(Dataset items)
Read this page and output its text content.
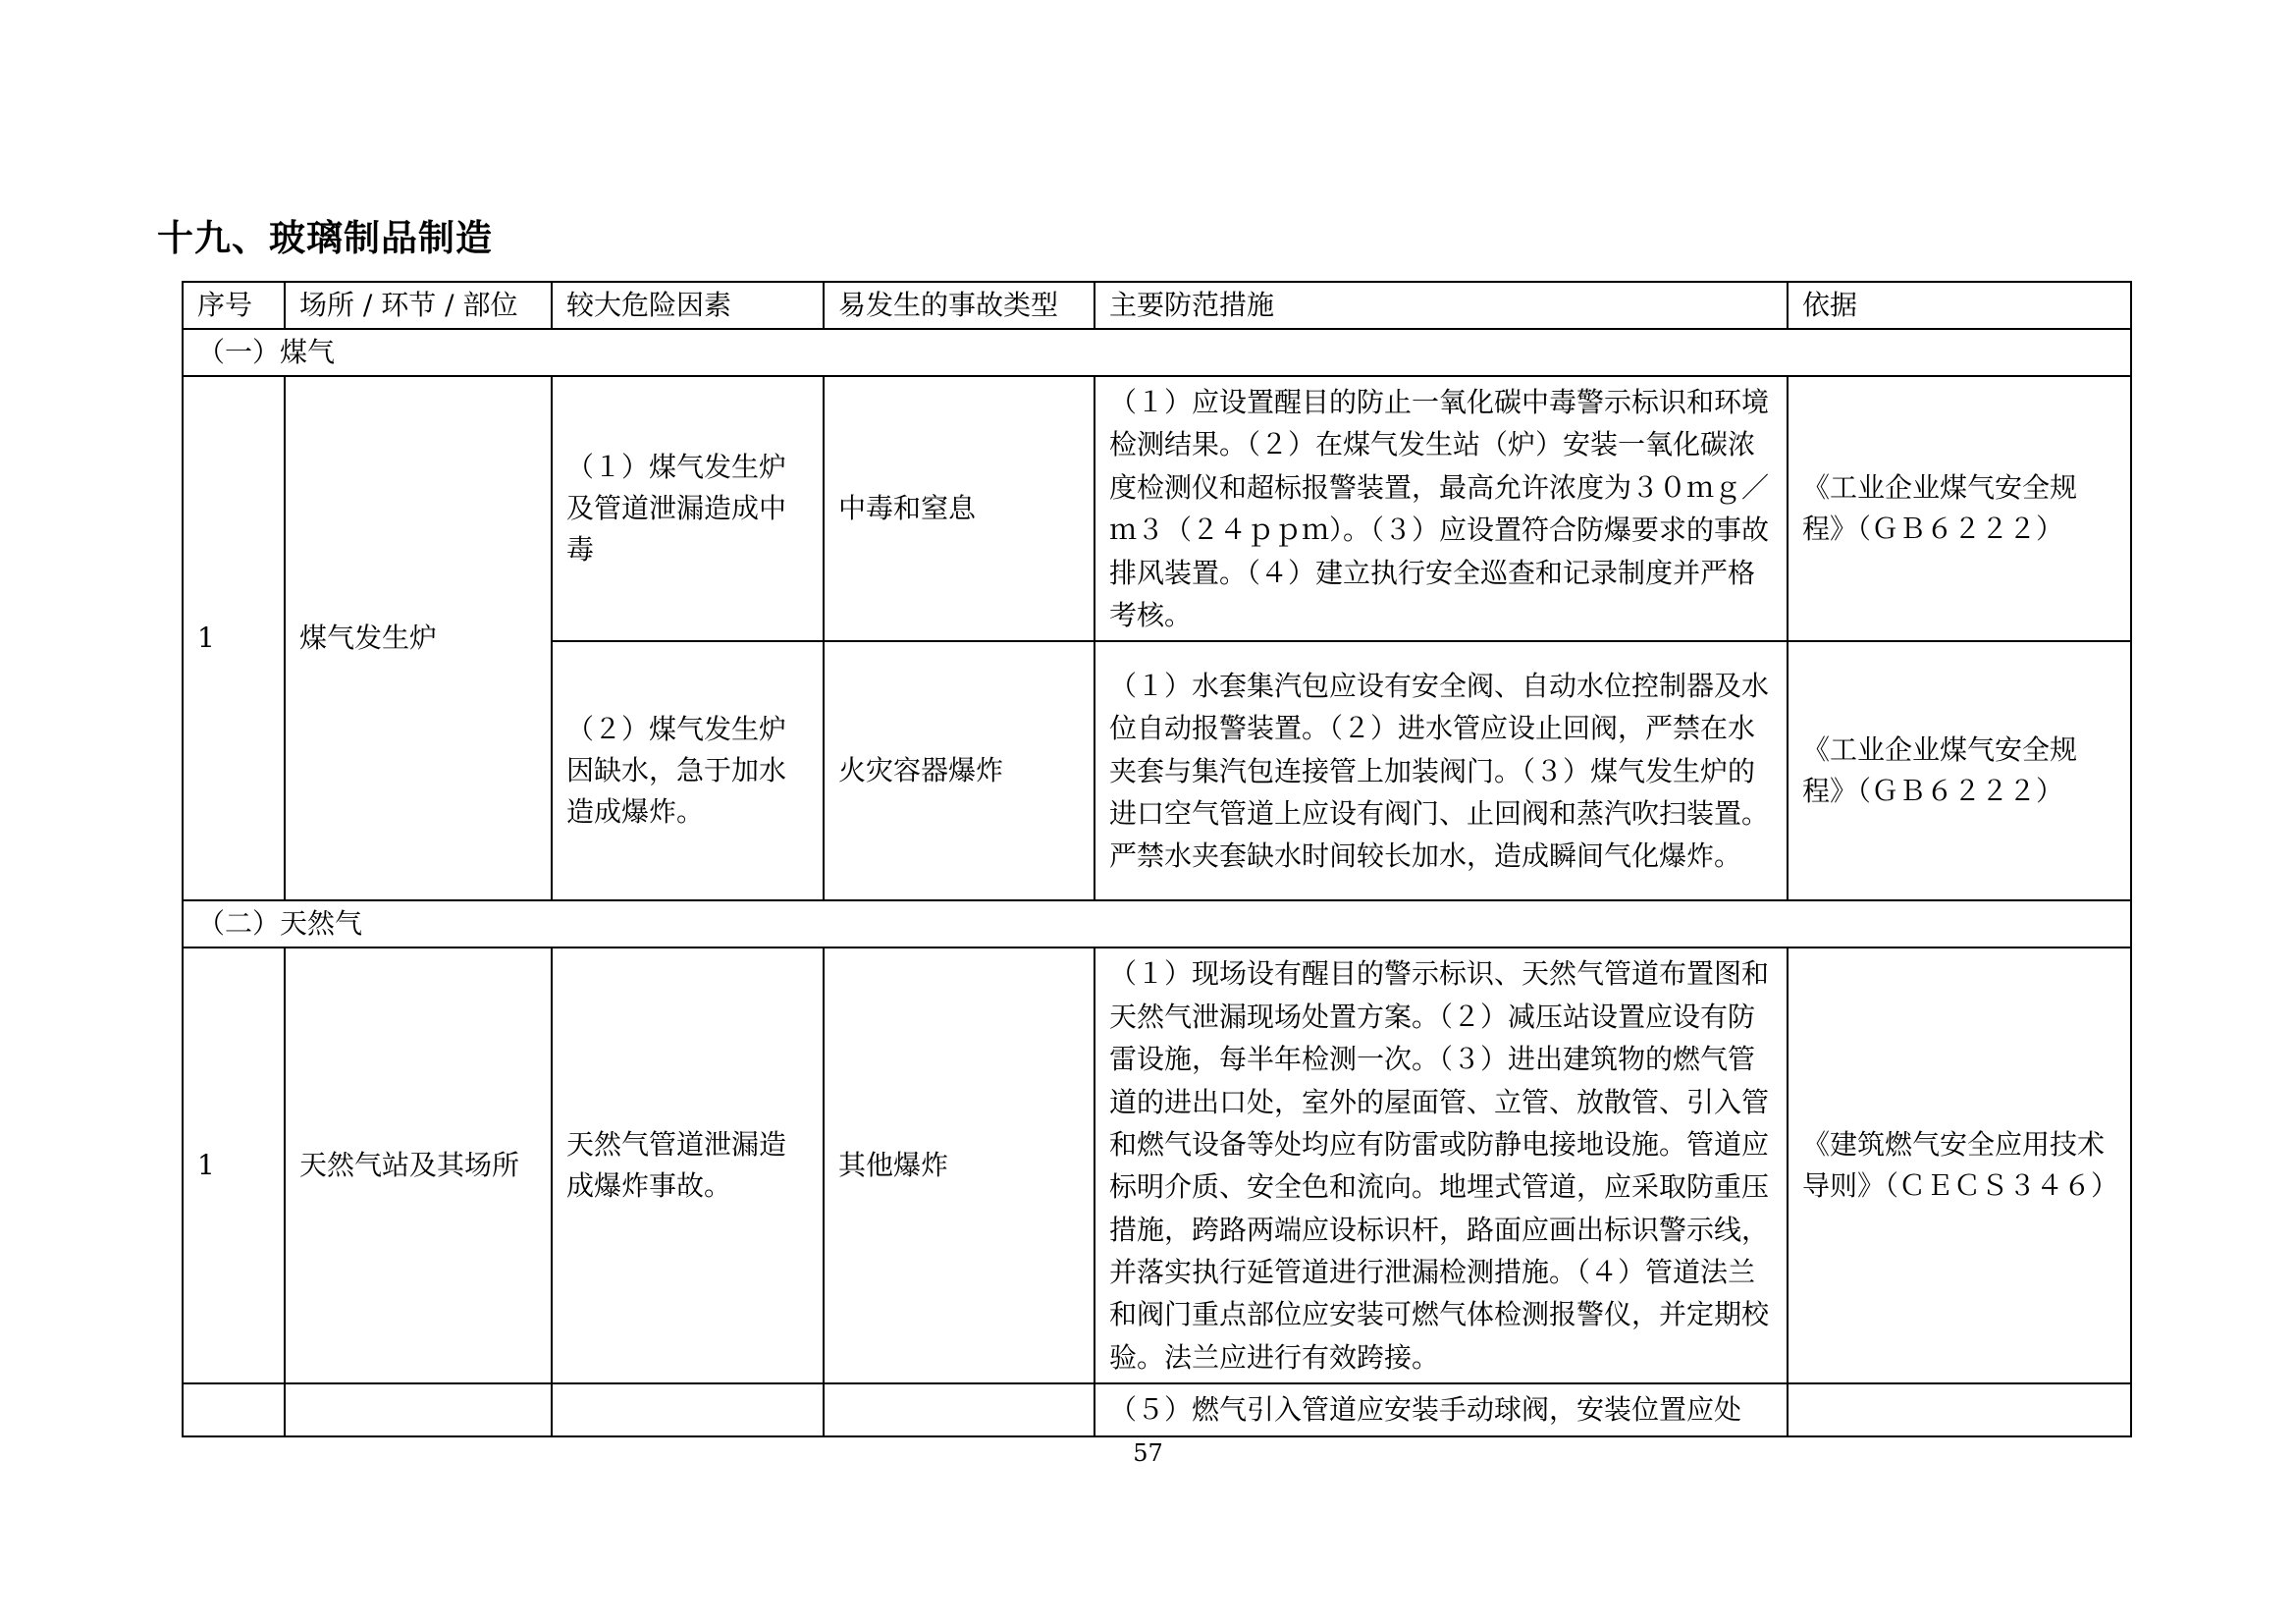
十九、玻璃制品制造
序号	场所 / 环节 / 部位	较大危险因素	易发生的事故类型	主要防范措施	依据
（一）煤气					
1	煤气发生炉	（１）煤气发生炉及管道泄漏造成中毒	中毒和窒息	（１）应设置醒目的防止一氧化碳中毒警示标识和环境检测结果。（２）在煤气发生站（炉）安装一氧化碳浓度检测仪和超标报警装置，最高允许浓度为３０ｍｇ／ｍ３（２４ｐｐｍ）。（３）应设置符合防爆要求的事故排风装置。（４）建立执行安全巡查和记录制度并严格考核。	《工业企业煤气安全规程》（ＧＢ６２２２）
		（２）煤气发生炉因缺水，急于加水造成爆炸。	火灾容器爆炸	（１）水套集汽包应设有安全阀、自动水位控制器及水位自动报警装置。（２）进水管应设止回阀，严禁在水夹套与集汽包连接管上加装阀门。（３）煤气发生炉的进口空气管道上应设有阀门、止回阀和蒸汽吹扫装置。严禁水夹套缺水时间较长加水，造成瞬间气化爆炸。	《工业企业煤气安全规程》（ＧＢ６２２２）
（二）天然气					
1	天然气站及其场所	天然气管道泄漏造成爆炸事故。	其他爆炸	（１）现场设有醒目的警示标识、天然气管道布置图和天然气泄漏现场处置方案。（２）减压站设置应设有防雷设施，每半年检测一次。（３）进出建筑物的燃气管道的进出口处，室外的屋面管、立管、放散管、引入管和燃气设备等处均应有防雷或防静电接地设施。管道应标明介质、安全色和流向。地埋式管道，应采取防重压措施，跨路两端应设标识杆，路面应画出标识警示线，并落实执行延管道进行泄漏检测措施。（４）管道法兰和阀门重点部位应安装可燃气体检测报警仪，并定期校验。法兰应进行有效跨接。	《建筑燃气安全应用技术导则》（ＣＥＣＳ３４６）
				（５）燃气引入管道应安装手动球阀，安装位置应处	

57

(What you have to do):
Copy the data character for character, but drop all pictures from the copy.

(Written response):
Read this page and output its text content.
十九、玻璃制品制造
序号	场所 / 环节 / 部位	较大危险因素	易发生的事故类型	主要防范措施	依据
（一）煤气					
1	煤气发生炉	（１）煤气发生炉及管道泄漏造成中毒	中毒和窒息	（１）应设置醒目的防止一氧化碳中毒警示标识和环境检测结果。（２）在煤气发生站（炉）安装一氧化碳浓度检测仪和超标报警装置，最高允许浓度为３０ｍｇ／ｍ３（２４ｐｐｍ）。（３）应设置符合防爆要求的事故排风装置。（４）建立执行安全巡查和记录制度并严格考核。	《工业企业煤气安全规程》（ＧＢ６２２２）
		（２）煤气发生炉因缺水，急于加水造成爆炸。	火灾容器爆炸	（１）水套集汽包应设有安全阀、自动水位控制器及水位自动报警装置。（２）进水管应设止回阀，严禁在水夹套与集汽包连接管上加装阀门。（３）煤气发生炉的进口空气管道上应设有阀门、止回阀和蒸汽吹扫装置。严禁水夹套缺水时间较长加水，造成瞬间气化爆炸。	《工业企业煤气安全规程》（ＧＢ６２２２）
（二）天然气					
1	天然气站及其场所	天然气管道泄漏造成爆炸事故。	其他爆炸	（１）现场设有醒目的警示标识、天然气管道布置图和天然气泄漏现场处置方案。（２）减压站设置应设有防雷设施，每半年检测一次。（３）进出建筑物的燃气管道的进出口处，室外的屋面管、立管、放散管、引入管和燃气设备等处均应有防雷或防静电接地设施。管道应标明介质、安全色和流向。地埋式管道，应采取防重压措施，跨路两端应设标识杆，路面应画出标识警示线，并落实执行延管道进行泄漏检测措施。（４）管道法兰和阀门重点部位应安装可燃气体检测报警仪，并定期校验。法兰应进行有效跨接。	《建筑燃气安全应用技术导则》（ＣＥＣＳ３４６）
				（５）燃气引入管道应安装手动球阀，安装位置应处	

57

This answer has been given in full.